What you have to do:
The entries below are to be repeated exactly as they stand.

++++ Provided records ++++

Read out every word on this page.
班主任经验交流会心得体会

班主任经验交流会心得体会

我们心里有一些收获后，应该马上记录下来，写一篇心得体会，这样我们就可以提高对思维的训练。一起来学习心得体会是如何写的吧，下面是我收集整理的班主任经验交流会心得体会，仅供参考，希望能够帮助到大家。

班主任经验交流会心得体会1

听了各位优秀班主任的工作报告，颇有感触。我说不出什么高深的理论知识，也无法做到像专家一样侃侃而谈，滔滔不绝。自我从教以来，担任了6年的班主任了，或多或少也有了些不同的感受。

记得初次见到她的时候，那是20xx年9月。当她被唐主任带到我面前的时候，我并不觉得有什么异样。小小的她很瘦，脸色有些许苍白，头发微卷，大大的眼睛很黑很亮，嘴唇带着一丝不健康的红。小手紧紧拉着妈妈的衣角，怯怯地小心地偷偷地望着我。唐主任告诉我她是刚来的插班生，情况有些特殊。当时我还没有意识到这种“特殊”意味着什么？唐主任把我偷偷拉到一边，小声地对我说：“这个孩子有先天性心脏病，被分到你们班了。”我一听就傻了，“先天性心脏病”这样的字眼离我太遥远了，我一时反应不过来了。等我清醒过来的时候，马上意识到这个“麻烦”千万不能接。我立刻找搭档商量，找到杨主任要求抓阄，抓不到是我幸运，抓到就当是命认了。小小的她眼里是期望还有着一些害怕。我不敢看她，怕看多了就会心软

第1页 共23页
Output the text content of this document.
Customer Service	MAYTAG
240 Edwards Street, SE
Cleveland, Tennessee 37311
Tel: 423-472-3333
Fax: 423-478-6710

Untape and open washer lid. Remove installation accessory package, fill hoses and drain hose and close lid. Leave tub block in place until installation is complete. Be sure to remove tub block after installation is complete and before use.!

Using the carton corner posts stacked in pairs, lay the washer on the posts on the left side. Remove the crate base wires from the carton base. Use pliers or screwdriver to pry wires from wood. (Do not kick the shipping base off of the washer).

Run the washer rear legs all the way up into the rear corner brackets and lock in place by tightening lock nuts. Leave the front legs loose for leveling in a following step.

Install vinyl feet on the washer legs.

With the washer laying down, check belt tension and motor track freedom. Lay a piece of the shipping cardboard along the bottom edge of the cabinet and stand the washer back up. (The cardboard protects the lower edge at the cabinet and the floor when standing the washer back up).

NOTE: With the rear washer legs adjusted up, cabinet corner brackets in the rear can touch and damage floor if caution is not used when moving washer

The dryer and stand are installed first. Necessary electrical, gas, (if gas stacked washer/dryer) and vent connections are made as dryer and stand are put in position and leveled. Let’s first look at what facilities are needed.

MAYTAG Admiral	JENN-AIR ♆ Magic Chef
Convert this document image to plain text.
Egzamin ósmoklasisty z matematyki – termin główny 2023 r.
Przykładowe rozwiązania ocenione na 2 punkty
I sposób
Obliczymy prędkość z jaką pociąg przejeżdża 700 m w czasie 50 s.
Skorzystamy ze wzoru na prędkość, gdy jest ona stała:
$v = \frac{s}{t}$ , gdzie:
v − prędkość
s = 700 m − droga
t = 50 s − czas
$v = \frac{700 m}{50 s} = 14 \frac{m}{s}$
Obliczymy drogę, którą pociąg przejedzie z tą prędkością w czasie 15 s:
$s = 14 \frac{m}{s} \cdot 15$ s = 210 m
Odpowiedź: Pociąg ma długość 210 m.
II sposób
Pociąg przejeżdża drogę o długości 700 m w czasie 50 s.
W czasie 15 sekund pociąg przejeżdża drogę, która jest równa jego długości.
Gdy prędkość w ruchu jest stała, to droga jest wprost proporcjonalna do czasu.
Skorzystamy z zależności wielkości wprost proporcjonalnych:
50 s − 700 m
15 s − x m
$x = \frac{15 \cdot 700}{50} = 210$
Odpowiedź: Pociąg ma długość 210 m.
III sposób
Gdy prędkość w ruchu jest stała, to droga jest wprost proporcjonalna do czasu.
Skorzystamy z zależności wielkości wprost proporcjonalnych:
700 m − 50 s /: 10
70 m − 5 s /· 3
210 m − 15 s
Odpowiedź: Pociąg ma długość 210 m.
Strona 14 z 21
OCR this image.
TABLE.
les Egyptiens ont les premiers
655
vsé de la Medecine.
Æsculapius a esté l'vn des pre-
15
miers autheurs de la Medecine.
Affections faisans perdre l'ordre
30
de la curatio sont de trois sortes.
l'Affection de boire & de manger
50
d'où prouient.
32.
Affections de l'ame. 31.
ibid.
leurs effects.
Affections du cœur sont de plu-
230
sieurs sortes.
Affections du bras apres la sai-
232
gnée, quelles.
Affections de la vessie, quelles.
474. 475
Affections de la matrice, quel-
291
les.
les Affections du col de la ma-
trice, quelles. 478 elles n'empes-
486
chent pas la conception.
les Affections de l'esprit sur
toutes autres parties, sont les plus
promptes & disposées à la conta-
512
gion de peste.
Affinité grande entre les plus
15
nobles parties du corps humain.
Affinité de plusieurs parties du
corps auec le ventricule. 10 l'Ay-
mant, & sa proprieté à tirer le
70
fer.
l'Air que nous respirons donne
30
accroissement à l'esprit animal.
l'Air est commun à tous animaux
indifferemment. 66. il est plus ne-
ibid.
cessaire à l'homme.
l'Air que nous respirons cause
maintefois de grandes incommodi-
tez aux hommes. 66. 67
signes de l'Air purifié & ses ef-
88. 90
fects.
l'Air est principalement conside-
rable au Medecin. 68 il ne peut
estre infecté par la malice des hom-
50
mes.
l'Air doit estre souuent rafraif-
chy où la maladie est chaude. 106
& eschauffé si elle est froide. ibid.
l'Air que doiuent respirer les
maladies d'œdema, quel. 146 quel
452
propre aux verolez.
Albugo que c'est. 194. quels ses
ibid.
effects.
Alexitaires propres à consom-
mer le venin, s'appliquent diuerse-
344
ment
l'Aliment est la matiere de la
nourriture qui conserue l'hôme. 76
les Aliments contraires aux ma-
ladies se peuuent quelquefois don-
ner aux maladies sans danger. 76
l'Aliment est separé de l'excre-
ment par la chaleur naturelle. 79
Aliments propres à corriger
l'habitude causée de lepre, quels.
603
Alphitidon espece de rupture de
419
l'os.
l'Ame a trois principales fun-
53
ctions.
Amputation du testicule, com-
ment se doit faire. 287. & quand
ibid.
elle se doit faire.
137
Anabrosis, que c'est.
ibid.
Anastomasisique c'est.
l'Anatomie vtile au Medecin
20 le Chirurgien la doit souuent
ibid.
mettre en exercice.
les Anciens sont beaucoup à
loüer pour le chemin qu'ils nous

++++

Solution to the problem:
Read out every word on this page.
班主任经验交流会心得体会

班主任经验交流会心得体会

我们心里有一些收获后，应该马上记录下来，写一篇心得体会，这样我们就可以提高对思维的训练。一起来学习心得体会是如何写的吧，下面是我收集整理的班主任经验交流会心得体会，仅供参考，希望能够帮助到大家。

班主任经验交流会心得体会1

听了各位优秀班主任的工作报告，颇有感触。我说不出什么高深的理论知识，也无法做到像专家一样侃侃而谈，滔滔不绝。自我从教以来，担任了6年的班主任了，或多或少也有了些不同的感受。

记得初次见到她的时候，那是20xx年9月。当她被唐主任带到我面前的时候，我并不觉得有什么异样。小小的她很瘦，脸色有些许苍白，头发微卷，大大的眼睛很黑很亮，嘴唇带着一丝不健康的红。小手紧紧拉着妈妈的衣角，怯怯地小心地偷偷地望着我。唐主任告诉我她是刚来的插班生，情况有些特殊。当时我还没有意识到这种“特殊”意味着什么？唐主任把我偷偷拉到一边，小声地对我说：“这个孩子有先天性心脏病，被分到你们班了。”我一听就傻了，“先天性心脏病”这样的字眼离我太遥远了，我一时反应不过来了。等我清醒过来的时候，马上意识到这个“麻烦”千万不能接。我立刻找搭档商量，找到杨主任要求抓阄，抓不到是我幸运，抓到就当是命认了。小小的她眼里是期望还有着一些害怕。我不敢看她，怕看多了就会心软

第1页 共23页
Output the text content of this document.
Customer Service	MAYTAG
240 Edwards Street, SE
Cleveland, Tennessee 37311
Tel: 423-472-3333
Fax: 423-478-6710

Untape and open washer lid. Remove installation accessory package, fill hoses and drain hose and close lid. Leave tub block in place until installation is complete. Be sure to remove tub block after installation is complete and before use.!

Using the carton corner posts stacked in pairs, lay the washer on the posts on the left side. Remove the crate base wires from the carton base. Use pliers or screwdriver to pry wires from wood. (Do not kick the shipping base off of the washer).

Run the washer rear legs all the way up into the rear corner brackets and lock in place by tightening lock nuts. Leave the front legs loose for leveling in a following step.

Install vinyl feet on the washer legs.

With the washer laying down, check belt tension and motor track freedom. Lay a piece of the shipping cardboard along the bottom edge of the cabinet and stand the washer back up. (The cardboard protects the lower edge at the cabinet and the floor when standing the washer back up).

NOTE: With the rear washer legs adjusted up, cabinet corner brackets in the rear can touch and damage floor if caution is not used when moving washer

The dryer and stand are installed first. Necessary electrical, gas, (if gas stacked washer/dryer) and vent connections are made as dryer and stand are put in position and leveled. Let’s first look at what facilities are needed.

MAYTAG Admiral	JENN-AIR ♆ Magic Chef
Convert this document image to plain text.
Egzamin ósmoklasisty z matematyki – termin główny 2023 r.
Przykładowe rozwiązania ocenione na 2 punkty
I sposób
Obliczymy prędkość z jaką pociąg przejeżdża 700 m w czasie 50 s.
Skorzystamy ze wzoru na prędkość, gdy jest ona stała:
$v = \frac{s}{t}$ , gdzie:
v − prędkość
s = 700 m − droga
t = 50 s − czas
$v = \frac{700 m}{50 s} = 14 \frac{m}{s}$
Obliczymy drogę, którą pociąg przejedzie z tą prędkością w czasie 15 s:
$s = 14 \frac{m}{s} \cdot 15$ s = 210 m
Odpowiedź: Pociąg ma długość 210 m.
II sposób
Pociąg przejeżdża drogę o długości 700 m w czasie 50 s.
W czasie 15 sekund pociąg przejeżdża drogę, która jest równa jego długości.
Gdy prędkość w ruchu jest stała, to droga jest wprost proporcjonalna do czasu.
Skorzystamy z zależności wielkości wprost proporcjonalnych:
50 s − 700 m
15 s − x m
$x = \frac{15 \cdot 700}{50} = 210$
Odpowiedź: Pociąg ma długość 210 m.
III sposób
Gdy prędkość w ruchu jest stała, to droga jest wprost proporcjonalna do czasu.
Skorzystamy z zależności wielkości wprost proporcjonalnych:
700 m − 50 s /: 10
70 m − 5 s /· 3
210 m − 15 s
Odpowiedź: Pociąg ma długość 210 m.
Strona 14 z 21
OCR this image.
TABLE.
les Egyptiens ont les premiers
655
vsé de la Medecine.
Æsculapius a esté l'vn des pre-
15
miers autheurs de la Medecine.
Affections faisans perdre l'ordre
30
de la curatio sont de trois sortes.
l'Affection de boire & de manger
50
d'où prouient.
32.
Affections de l'ame. 31.
ibid.
leurs effects.
Affections du cœur sont de plu-
230
sieurs sortes.
Affections du bras apres la sai-
232
gnée, quelles.
Affections de la vessie, quelles.
474. 475
Affections de la matrice, quel-
291
les.
les Affections du col de la ma-
trice, quelles. 478 elles n'empes-
486
chent pas la conception.
les Affections de l'esprit sur
toutes autres parties, sont les plus
promptes & disposées à la conta-
512
gion de peste.
Affinité grande entre les plus
15
nobles parties du corps humain.
Affinité de plusieurs parties du
corps auec le ventricule. 10 l'Ay-
mant, & sa proprieté à tirer le
70
fer.
l'Air que nous respirons donne
30
accroissement à l'esprit animal.
l'Air est commun à tous animaux
indifferemment. 66. il est plus ne-
ibid.
cessaire à l'homme.
l'Air que nous respirons cause
maintefois de grandes incommodi-
tez aux hommes. 66. 67
signes de l'Air purifié & ses ef-
88. 90
fects.
l'Air est principalement conside-
rable au Medecin. 68 il ne peut
estre infecté par la malice des hom-
50
mes.
l'Air doit estre souuent rafraif-
chy où la maladie est chaude. 106
& eschauffé si elle est froide. ibid.
l'Air que doiuent respirer les
maladies d'œdema, quel. 146 quel
452
propre aux verolez.
Albugo que c'est. 194. quels ses
ibid.
effects.
Alexitaires propres à consom-
mer le venin, s'appliquent diuerse-
344
ment
l'Aliment est la matiere de la
nourriture qui conserue l'hôme. 76
les Aliments contraires aux ma-
ladies se peuuent quelquefois don-
ner aux maladies sans danger. 76
l'Aliment est separé de l'excre-
ment par la chaleur naturelle. 79
Aliments propres à corriger
l'habitude causée de lepre, quels.
603
Alphitidon espece de rupture de
419
l'os.
l'Ame a trois principales fun-
53
ctions.
Amputation du testicule, com-
ment se doit faire. 287. & quand
ibid.
elle se doit faire.
137
Anabrosis, que c'est.
ibid.
Anastomasisique c'est.
l'Anatomie vtile au Medecin
20 le Chirurgien la doit souuent
ibid.
mettre en exercice.
les Anciens sont beaucoup à
loüer pour le chemin qu'ils nous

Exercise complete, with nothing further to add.